◆ Aim
Present each line of the entries below that holds the word "screenshot".

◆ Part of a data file
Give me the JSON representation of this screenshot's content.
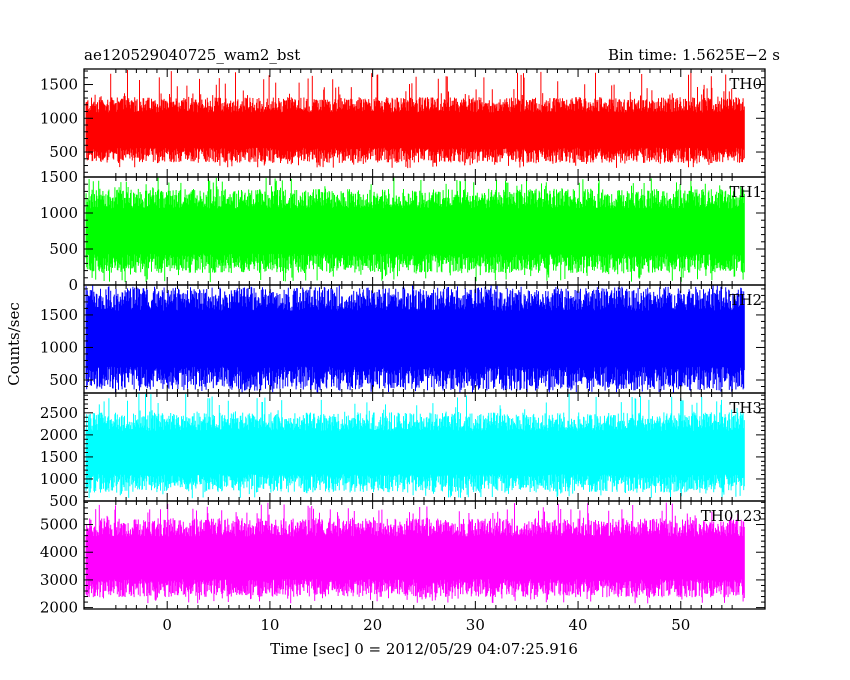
{
  "chart_data": {
    "type": "line",
    "title_left": "ae120529040725_wam2_bst",
    "title_right": "Bin time: 1.5625E−2 s",
    "xlabel": "Time [sec] 0 = 2012/05/29 04:07:25.916",
    "ylabel": "Counts/sec",
    "xlim": [
      -8.1,
      58.2
    ],
    "x_data_range": [
      -7.9,
      56.2
    ],
    "x_ticks": [
      0,
      10,
      20,
      30,
      40,
      50
    ],
    "x_tick_labels": [
      "0",
      "10",
      "20",
      "30",
      "40",
      "50"
    ],
    "panels": [
      {
        "name": "TH0",
        "color": "#ff0000",
        "ylim": [
          130,
          1730
        ],
        "y_ticks": [
          500,
          1000,
          1500
        ],
        "y_tick_labels": [
          "500",
          "1000",
          "1500"
        ],
        "typical_low": 450,
        "typical_high": 1200,
        "peak_max": 1720,
        "trough_min": 260
      },
      {
        "name": "TH1",
        "color": "#00ff00",
        "ylim": [
          0,
          1500
        ],
        "y_ticks": [
          0,
          500,
          1000,
          1500
        ],
        "y_tick_labels": [
          "0",
          "500",
          "1000",
          "1500"
        ],
        "typical_low": 300,
        "typical_high": 1200,
        "peak_max": 1500,
        "trough_min": 40
      },
      {
        "name": "TH2",
        "color": "#0000ff",
        "ylim": [
          300,
          1960
        ],
        "y_ticks": [
          500,
          1000,
          1500
        ],
        "y_tick_labels": [
          "500",
          "1000",
          "1500"
        ],
        "typical_low": 520,
        "typical_high": 1750,
        "peak_max": 1960,
        "trough_min": 300
      },
      {
        "name": "TH3",
        "color": "#00ffff",
        "ylim": [
          500,
          2950
        ],
        "y_ticks": [
          500,
          1000,
          1500,
          2000,
          2500
        ],
        "y_tick_labels": [
          "500",
          "1000",
          "1500",
          "2000",
          "2500"
        ],
        "typical_low": 900,
        "typical_high": 2300,
        "peak_max": 2950,
        "trough_min": 560
      },
      {
        "name": "TH0123",
        "color": "#ff00ff",
        "ylim": [
          1950,
          5850
        ],
        "y_ticks": [
          2000,
          3000,
          4000,
          5000
        ],
        "y_tick_labels": [
          "2000",
          "3000",
          "4000",
          "5000"
        ],
        "typical_low": 2700,
        "typical_high": 4900,
        "peak_max": 5800,
        "trough_min": 2150
      }
    ]
  }
}
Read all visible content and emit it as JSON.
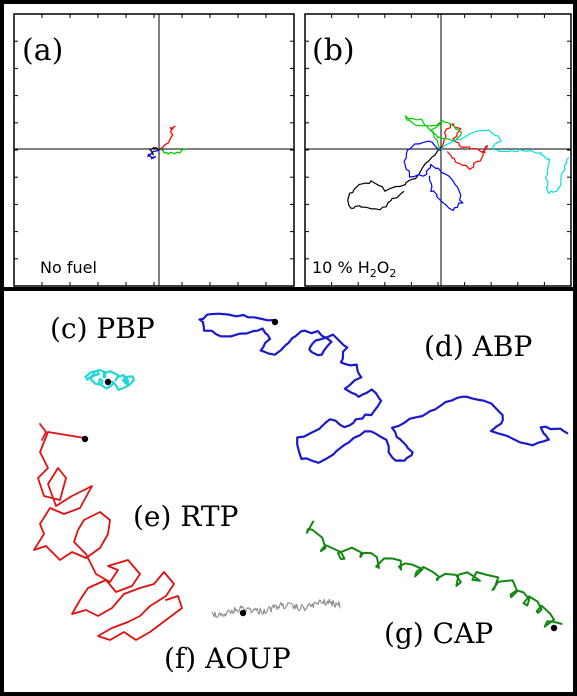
{
  "top_panels": [
    {
      "label": "(a)",
      "caption": "No fuel",
      "trajectory_colors": [
        "#ff0000",
        "#00cc00",
        "#0000ff",
        "#000000"
      ]
    },
    {
      "label": "(b)",
      "caption_prefix": "10 % H",
      "caption_sub1": "2",
      "caption_mid": "O",
      "caption_sub2": "2",
      "trajectory_colors": [
        "#ff0000",
        "#00cc00",
        "#0000ff",
        "#000000",
        "#00e0e0"
      ]
    }
  ],
  "bottom_panel": {
    "trajectories": [
      {
        "label": "(c) PBP",
        "color": "#22d6d6"
      },
      {
        "label": "(d) ABP",
        "color": "#1a1acc"
      },
      {
        "label": "(e) RTP",
        "color": "#e01010"
      },
      {
        "label": "(f) AOUP",
        "color": "#8c8c8c"
      },
      {
        "label": "(g) CAP",
        "color": "#128812"
      }
    ],
    "start_marker_color": "#000000"
  }
}
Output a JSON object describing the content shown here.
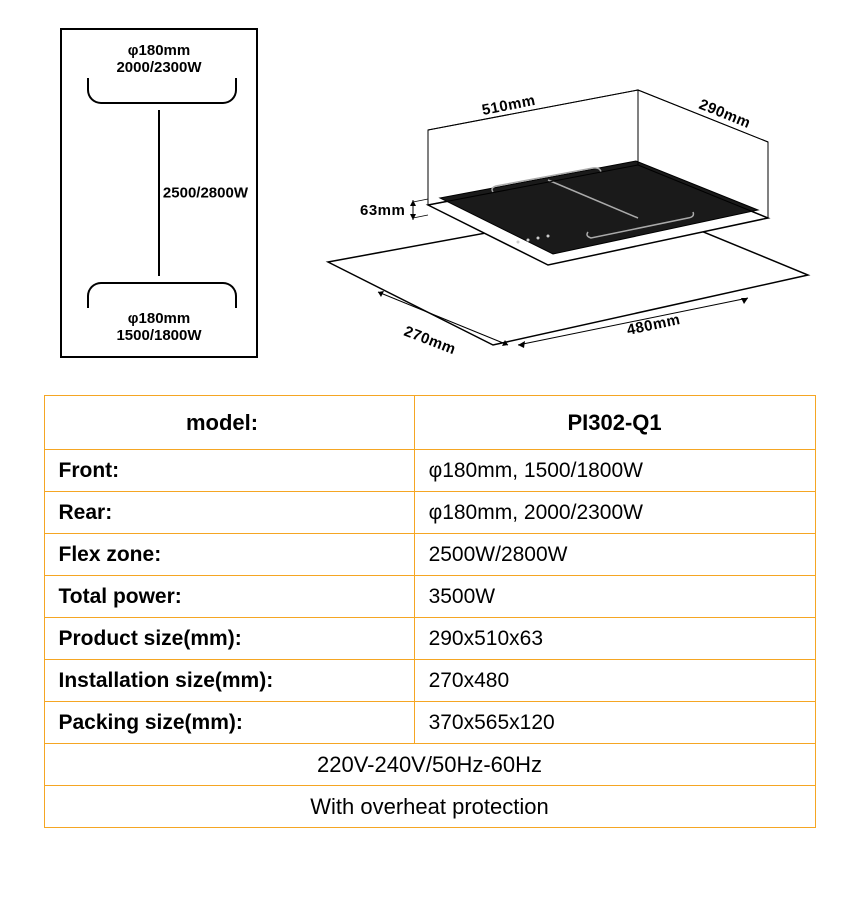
{
  "schematic": {
    "top_zone_diam": "φ180mm",
    "top_zone_power": "2000/2300W",
    "center_power": "2500/2800W",
    "bot_zone_diam": "φ180mm",
    "bot_zone_power": "1500/1800W",
    "box_border_color": "#000000"
  },
  "iso_diagram": {
    "width_mm": "510mm",
    "depth_mm": "290mm",
    "height_mm": "63mm",
    "cutout_depth_mm": "270mm",
    "cutout_width_mm": "480mm",
    "top_color": "#1a1a1a",
    "counter_color": "#ffffff",
    "line_color": "#000000"
  },
  "spec_table": {
    "border_color": "#f5a623",
    "text_color": "#000000",
    "header_label": "model:",
    "header_value": "PI302-Q1",
    "rows": [
      {
        "label": "Front:",
        "value": "φ180mm, 1500/1800W"
      },
      {
        "label": "Rear:",
        "value": "φ180mm, 2000/2300W"
      },
      {
        "label": "Flex zone:",
        "value": "2500W/2800W"
      },
      {
        "label": "Total power:",
        "value": "3500W"
      },
      {
        "label": "Product size(mm):",
        "value": "290x510x63"
      },
      {
        "label": "Installation size(mm):",
        "value": "270x480"
      },
      {
        "label": "Packing size(mm):",
        "value": "370x565x120"
      }
    ],
    "footer1": "220V-240V/50Hz-60Hz",
    "footer2": "With overheat protection"
  }
}
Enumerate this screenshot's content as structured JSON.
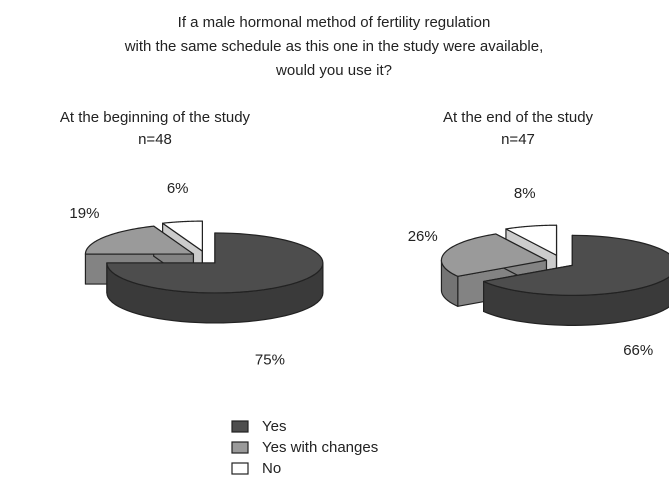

◆ Correct answer
Give me the JSON representation of this screenshot's content.
Enumerate this screenshot's content as structured JSON.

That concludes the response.